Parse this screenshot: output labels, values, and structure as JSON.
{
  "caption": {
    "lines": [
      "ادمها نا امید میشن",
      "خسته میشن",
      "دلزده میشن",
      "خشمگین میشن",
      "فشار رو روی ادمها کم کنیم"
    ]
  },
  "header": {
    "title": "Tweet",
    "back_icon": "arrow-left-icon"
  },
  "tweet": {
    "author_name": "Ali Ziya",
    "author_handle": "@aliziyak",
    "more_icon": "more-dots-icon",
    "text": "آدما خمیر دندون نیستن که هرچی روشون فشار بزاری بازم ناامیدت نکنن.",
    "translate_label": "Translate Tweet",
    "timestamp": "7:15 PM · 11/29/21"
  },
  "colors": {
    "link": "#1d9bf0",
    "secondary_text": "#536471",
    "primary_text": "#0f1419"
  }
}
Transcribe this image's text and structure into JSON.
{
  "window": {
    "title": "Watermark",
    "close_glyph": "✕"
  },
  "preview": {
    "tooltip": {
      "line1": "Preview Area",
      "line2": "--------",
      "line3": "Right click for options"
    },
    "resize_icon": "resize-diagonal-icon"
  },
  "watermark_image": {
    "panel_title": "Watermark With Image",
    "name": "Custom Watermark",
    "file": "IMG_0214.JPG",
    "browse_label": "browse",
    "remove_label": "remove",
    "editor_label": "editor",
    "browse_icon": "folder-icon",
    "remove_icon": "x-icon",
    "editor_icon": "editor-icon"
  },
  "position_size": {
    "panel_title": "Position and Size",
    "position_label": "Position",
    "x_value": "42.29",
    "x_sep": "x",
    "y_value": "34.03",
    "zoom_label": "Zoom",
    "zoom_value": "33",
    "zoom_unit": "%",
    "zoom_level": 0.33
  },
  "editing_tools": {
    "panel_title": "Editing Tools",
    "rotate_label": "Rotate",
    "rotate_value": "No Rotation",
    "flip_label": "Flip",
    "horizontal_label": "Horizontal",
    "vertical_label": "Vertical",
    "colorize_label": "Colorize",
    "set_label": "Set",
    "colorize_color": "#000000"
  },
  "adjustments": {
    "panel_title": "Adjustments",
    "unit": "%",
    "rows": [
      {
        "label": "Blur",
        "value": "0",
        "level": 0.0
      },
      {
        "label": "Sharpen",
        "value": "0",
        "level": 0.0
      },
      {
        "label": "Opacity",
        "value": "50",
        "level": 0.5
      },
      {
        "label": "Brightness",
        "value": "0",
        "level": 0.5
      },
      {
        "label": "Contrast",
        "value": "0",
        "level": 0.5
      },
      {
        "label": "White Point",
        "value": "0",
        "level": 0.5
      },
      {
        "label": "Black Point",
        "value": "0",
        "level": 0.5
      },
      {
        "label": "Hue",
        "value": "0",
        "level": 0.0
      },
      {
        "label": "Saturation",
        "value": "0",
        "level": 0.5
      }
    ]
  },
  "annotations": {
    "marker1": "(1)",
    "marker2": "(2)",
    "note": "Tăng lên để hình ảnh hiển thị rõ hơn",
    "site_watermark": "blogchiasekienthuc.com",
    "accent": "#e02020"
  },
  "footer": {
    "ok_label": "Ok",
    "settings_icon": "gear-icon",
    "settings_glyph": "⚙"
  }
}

━━━━━━━━━━━━━━━━━━━━

Go through the data and return every record exactly.

▶ Worked answer
Parse this screenshot: output labels, values, and structure as JSON.
{
  "caption": {
    "lines": [
      "ادمها نا امید میشن",
      "خسته میشن",
      "دلزده میشن",
      "خشمگین میشن",
      "فشار رو روی ادمها کم کنیم"
    ]
  },
  "header": {
    "title": "Tweet",
    "back_icon": "arrow-left-icon"
  },
  "tweet": {
    "author_name": "Ali Ziya",
    "author_handle": "@aliziyak",
    "more_icon": "more-dots-icon",
    "text": "آدما خمیر دندون نیستن که هرچی روشون فشار بزاری بازم ناامیدت نکنن.",
    "translate_label": "Translate Tweet",
    "timestamp": "7:15 PM · 11/29/21"
  },
  "colors": {
    "link": "#1d9bf0",
    "secondary_text": "#536471",
    "primary_text": "#0f1419"
  }
}
Transcribe this image's text and structure into JSON.
{
  "window": {
    "title": "Watermark",
    "close_glyph": "✕"
  },
  "preview": {
    "tooltip": {
      "line1": "Preview Area",
      "line2": "--------",
      "line3": "Right click for options"
    },
    "resize_icon": "resize-diagonal-icon"
  },
  "watermark_image": {
    "panel_title": "Watermark With Image",
    "name": "Custom Watermark",
    "file": "IMG_0214.JPG",
    "browse_label": "browse",
    "remove_label": "remove",
    "editor_label": "editor",
    "browse_icon": "folder-icon",
    "remove_icon": "x-icon",
    "editor_icon": "editor-icon"
  },
  "position_size": {
    "panel_title": "Position and Size",
    "position_label": "Position",
    "x_value": "42.29",
    "x_sep": "x",
    "y_value": "34.03",
    "zoom_label": "Zoom",
    "zoom_value": "33",
    "zoom_unit": "%",
    "zoom_level": 0.33
  },
  "editing_tools": {
    "panel_title": "Editing Tools",
    "rotate_label": "Rotate",
    "rotate_value": "No Rotation",
    "flip_label": "Flip",
    "horizontal_label": "Horizontal",
    "vertical_label": "Vertical",
    "colorize_label": "Colorize",
    "set_label": "Set",
    "colorize_color": "#000000"
  },
  "adjustments": {
    "panel_title": "Adjustments",
    "unit": "%",
    "rows": [
      {
        "label": "Blur",
        "value": "0",
        "level": 0.0
      },
      {
        "label": "Sharpen",
        "value": "0",
        "level": 0.0
      },
      {
        "label": "Opacity",
        "value": "50",
        "level": 0.5
      },
      {
        "label": "Brightness",
        "value": "0",
        "level": 0.5
      },
      {
        "label": "Contrast",
        "value": "0",
        "level": 0.5
      },
      {
        "label": "White Point",
        "value": "0",
        "level": 0.5
      },
      {
        "label": "Black Point",
        "value": "0",
        "level": 0.5
      },
      {
        "label": "Hue",
        "value": "0",
        "level": 0.0
      },
      {
        "label": "Saturation",
        "value": "0",
        "level": 0.5
      }
    ]
  },
  "annotations": {
    "marker1": "(1)",
    "marker2": "(2)",
    "note": "Tăng lên để hình ảnh hiển thị rõ hơn",
    "site_watermark": "blogchiasekienthuc.com",
    "accent": "#e02020"
  },
  "footer": {
    "ok_label": "Ok",
    "settings_icon": "gear-icon",
    "settings_glyph": "⚙"
  }
}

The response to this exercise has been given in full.